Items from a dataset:
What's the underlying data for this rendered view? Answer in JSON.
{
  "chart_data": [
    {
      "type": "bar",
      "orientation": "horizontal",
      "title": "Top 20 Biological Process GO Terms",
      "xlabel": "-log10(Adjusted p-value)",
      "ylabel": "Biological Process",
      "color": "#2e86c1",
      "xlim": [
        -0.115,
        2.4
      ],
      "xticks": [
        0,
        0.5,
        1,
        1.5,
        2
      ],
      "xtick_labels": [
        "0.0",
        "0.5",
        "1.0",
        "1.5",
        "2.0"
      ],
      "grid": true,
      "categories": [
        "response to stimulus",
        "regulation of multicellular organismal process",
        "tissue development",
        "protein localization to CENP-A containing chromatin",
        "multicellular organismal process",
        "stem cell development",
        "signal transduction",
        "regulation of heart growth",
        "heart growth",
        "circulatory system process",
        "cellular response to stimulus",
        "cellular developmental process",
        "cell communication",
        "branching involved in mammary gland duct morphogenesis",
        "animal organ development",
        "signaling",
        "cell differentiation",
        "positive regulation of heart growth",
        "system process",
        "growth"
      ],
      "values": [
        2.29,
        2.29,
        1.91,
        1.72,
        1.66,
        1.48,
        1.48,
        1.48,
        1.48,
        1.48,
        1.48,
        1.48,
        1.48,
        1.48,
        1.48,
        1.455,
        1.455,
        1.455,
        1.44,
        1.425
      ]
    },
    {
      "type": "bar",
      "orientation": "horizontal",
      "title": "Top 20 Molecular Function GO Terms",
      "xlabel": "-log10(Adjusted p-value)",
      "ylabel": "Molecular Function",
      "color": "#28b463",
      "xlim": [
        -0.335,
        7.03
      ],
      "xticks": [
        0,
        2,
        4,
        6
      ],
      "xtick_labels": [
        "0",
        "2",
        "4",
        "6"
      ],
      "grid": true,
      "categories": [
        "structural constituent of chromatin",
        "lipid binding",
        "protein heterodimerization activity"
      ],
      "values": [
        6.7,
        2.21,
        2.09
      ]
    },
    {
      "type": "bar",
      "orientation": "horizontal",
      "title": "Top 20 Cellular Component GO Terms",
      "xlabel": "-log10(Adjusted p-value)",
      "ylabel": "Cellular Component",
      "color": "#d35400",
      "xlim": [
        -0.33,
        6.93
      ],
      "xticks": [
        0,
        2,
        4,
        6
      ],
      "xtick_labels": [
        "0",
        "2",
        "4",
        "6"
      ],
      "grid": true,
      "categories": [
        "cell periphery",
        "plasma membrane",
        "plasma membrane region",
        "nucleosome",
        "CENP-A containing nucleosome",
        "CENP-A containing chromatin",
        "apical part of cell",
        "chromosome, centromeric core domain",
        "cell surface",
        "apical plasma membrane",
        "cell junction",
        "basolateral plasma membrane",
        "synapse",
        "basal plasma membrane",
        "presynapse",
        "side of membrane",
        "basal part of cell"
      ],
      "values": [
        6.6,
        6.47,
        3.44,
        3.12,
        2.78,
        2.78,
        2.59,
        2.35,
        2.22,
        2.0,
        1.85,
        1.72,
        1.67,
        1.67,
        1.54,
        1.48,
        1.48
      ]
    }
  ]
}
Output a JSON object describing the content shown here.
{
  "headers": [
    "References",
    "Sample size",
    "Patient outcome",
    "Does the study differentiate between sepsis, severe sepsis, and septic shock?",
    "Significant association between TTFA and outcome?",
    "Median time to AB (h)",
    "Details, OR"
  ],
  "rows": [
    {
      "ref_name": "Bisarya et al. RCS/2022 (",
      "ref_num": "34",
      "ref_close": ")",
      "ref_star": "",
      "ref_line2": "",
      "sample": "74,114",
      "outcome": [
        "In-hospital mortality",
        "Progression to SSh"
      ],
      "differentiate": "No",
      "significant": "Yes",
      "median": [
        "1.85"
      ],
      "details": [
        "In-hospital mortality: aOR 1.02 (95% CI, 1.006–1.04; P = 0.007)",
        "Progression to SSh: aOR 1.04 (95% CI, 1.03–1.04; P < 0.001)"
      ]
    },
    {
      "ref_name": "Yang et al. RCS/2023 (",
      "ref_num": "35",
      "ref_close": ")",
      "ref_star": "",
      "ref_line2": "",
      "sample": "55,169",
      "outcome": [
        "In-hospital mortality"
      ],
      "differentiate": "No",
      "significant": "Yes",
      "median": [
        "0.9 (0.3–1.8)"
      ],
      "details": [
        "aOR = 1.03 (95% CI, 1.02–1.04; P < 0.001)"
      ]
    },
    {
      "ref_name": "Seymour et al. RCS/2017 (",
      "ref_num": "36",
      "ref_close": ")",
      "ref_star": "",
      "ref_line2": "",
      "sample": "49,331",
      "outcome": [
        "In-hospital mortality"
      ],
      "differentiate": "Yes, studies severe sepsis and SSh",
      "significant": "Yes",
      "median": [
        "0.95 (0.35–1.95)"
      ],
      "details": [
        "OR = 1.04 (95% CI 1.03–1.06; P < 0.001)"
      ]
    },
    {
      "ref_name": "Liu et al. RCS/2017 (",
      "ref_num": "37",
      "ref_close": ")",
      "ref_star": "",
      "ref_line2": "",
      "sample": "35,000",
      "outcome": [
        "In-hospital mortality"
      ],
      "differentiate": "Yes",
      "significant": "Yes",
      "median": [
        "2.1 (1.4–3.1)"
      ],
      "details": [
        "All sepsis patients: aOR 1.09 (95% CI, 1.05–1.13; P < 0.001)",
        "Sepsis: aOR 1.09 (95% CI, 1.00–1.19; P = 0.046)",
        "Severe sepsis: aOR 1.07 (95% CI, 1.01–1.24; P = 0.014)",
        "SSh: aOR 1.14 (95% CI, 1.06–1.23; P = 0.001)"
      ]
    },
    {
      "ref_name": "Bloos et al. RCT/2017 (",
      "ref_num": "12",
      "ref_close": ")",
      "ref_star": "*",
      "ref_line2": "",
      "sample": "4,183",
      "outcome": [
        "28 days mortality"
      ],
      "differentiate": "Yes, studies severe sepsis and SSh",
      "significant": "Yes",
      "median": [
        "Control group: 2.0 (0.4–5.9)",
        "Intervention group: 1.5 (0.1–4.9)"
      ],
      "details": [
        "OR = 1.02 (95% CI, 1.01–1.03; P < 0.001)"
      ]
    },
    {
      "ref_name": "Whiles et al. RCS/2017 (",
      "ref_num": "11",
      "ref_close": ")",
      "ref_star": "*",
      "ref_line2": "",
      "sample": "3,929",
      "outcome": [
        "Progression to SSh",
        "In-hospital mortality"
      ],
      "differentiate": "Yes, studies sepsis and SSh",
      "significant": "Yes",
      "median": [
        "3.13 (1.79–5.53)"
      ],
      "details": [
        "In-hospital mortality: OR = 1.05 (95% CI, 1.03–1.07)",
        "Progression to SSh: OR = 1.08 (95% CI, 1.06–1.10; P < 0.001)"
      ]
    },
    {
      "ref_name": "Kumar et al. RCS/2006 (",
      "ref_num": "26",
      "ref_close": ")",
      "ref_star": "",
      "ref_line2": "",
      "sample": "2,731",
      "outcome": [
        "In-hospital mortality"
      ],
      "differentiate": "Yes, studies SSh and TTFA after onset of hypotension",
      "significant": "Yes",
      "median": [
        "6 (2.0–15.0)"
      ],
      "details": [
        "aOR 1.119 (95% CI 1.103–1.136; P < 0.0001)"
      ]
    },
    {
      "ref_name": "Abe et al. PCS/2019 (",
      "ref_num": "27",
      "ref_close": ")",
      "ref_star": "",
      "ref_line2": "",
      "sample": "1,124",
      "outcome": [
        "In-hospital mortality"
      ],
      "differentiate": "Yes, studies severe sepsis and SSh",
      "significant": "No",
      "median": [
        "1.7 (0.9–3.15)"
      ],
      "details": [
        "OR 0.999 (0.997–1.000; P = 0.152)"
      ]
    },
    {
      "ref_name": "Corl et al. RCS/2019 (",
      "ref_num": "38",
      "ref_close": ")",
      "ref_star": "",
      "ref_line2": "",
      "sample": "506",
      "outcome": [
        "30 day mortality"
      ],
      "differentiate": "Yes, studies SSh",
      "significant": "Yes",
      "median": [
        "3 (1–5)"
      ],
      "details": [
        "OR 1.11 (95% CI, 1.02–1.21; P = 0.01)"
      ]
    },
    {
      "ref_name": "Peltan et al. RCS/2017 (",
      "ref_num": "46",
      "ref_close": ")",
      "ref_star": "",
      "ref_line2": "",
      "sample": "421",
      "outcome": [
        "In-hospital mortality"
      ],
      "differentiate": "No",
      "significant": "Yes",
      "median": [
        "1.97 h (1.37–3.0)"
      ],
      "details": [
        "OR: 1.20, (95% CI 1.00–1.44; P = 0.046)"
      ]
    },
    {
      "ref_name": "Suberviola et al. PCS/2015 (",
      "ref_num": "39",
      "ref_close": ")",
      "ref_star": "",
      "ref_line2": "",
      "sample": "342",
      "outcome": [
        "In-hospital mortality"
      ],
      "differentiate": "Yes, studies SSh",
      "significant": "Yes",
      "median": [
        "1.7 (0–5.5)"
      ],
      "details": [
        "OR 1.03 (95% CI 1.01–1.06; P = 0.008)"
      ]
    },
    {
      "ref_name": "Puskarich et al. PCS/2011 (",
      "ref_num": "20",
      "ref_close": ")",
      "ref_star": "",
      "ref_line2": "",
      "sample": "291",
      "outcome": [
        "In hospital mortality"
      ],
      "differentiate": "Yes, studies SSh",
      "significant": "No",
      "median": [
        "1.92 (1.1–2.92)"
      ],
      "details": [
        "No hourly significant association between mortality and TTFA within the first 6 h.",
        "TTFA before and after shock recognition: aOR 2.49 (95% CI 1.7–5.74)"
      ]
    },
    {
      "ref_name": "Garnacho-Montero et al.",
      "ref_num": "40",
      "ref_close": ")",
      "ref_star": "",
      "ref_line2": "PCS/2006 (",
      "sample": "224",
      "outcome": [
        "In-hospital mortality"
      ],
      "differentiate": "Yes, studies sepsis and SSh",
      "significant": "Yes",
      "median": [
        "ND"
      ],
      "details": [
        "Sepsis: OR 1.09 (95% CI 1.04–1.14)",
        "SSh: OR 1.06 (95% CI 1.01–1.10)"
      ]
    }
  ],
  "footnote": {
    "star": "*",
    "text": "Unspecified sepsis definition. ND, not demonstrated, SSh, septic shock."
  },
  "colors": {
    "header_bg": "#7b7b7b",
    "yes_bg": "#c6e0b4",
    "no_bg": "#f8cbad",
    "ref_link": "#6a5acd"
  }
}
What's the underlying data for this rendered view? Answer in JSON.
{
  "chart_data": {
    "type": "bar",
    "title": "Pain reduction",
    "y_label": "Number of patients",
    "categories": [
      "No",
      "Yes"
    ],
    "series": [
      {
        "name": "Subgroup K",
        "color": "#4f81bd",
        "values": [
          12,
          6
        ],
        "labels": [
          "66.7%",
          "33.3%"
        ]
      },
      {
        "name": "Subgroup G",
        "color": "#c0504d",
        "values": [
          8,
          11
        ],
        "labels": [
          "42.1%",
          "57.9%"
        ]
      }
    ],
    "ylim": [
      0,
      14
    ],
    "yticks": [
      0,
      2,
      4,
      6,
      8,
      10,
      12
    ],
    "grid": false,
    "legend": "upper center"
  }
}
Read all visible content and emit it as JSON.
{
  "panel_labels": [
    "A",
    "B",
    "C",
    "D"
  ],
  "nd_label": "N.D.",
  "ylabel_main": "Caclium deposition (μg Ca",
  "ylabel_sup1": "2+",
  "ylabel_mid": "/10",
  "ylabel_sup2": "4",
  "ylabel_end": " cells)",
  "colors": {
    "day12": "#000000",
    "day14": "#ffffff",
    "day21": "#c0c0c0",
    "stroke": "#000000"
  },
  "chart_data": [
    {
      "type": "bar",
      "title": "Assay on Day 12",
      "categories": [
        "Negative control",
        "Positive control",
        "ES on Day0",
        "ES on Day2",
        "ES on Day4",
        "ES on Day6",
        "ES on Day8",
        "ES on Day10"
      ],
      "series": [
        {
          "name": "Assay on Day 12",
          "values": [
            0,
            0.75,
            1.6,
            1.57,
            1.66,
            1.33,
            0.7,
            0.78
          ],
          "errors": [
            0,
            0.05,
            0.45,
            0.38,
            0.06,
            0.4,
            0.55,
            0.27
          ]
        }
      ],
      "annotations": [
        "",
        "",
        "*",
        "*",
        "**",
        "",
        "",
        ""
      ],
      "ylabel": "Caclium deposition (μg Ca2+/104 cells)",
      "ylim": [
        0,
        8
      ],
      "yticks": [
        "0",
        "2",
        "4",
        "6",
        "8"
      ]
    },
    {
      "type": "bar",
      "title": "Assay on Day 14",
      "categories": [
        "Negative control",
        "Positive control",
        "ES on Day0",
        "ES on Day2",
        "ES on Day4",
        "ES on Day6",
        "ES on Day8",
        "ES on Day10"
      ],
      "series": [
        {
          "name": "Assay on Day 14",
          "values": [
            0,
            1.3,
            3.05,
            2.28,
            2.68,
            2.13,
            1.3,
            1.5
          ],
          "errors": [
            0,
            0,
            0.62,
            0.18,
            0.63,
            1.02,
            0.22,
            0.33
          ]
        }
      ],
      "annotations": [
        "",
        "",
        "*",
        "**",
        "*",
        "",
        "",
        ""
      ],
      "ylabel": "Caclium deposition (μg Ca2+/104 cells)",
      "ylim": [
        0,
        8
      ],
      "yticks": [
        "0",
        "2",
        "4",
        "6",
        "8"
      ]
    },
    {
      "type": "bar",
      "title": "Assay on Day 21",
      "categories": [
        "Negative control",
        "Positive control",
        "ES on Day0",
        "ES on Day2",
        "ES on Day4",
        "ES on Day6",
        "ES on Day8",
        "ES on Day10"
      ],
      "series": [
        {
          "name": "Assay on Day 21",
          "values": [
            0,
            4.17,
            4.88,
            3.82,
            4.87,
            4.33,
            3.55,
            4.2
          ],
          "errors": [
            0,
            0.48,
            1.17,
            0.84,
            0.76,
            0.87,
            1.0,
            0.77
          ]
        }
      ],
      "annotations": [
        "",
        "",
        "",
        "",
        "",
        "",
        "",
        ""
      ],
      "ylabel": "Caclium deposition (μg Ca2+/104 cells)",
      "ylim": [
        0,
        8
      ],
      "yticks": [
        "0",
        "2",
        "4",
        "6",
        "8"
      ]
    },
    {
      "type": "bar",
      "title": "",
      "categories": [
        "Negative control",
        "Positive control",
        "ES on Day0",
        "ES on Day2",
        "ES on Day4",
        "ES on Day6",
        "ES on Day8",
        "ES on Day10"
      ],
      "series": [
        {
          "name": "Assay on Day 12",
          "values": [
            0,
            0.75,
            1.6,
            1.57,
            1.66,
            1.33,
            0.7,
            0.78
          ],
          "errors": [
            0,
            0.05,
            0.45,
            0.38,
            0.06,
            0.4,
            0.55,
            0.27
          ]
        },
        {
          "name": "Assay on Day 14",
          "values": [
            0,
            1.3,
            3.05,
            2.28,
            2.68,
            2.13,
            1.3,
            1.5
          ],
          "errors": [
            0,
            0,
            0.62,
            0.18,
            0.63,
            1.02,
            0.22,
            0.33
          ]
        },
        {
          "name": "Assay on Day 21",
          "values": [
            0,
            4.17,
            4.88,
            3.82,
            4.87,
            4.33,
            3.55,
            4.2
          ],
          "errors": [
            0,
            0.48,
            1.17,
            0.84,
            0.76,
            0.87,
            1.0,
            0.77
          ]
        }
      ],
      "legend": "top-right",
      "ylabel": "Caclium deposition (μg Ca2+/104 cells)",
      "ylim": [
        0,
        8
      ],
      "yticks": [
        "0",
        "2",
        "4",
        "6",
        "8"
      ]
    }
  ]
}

Work item
Look through the entries and return every line where "apical" appears.

Result of the exercise
        "apical part of cell",
        "apical plasma membrane",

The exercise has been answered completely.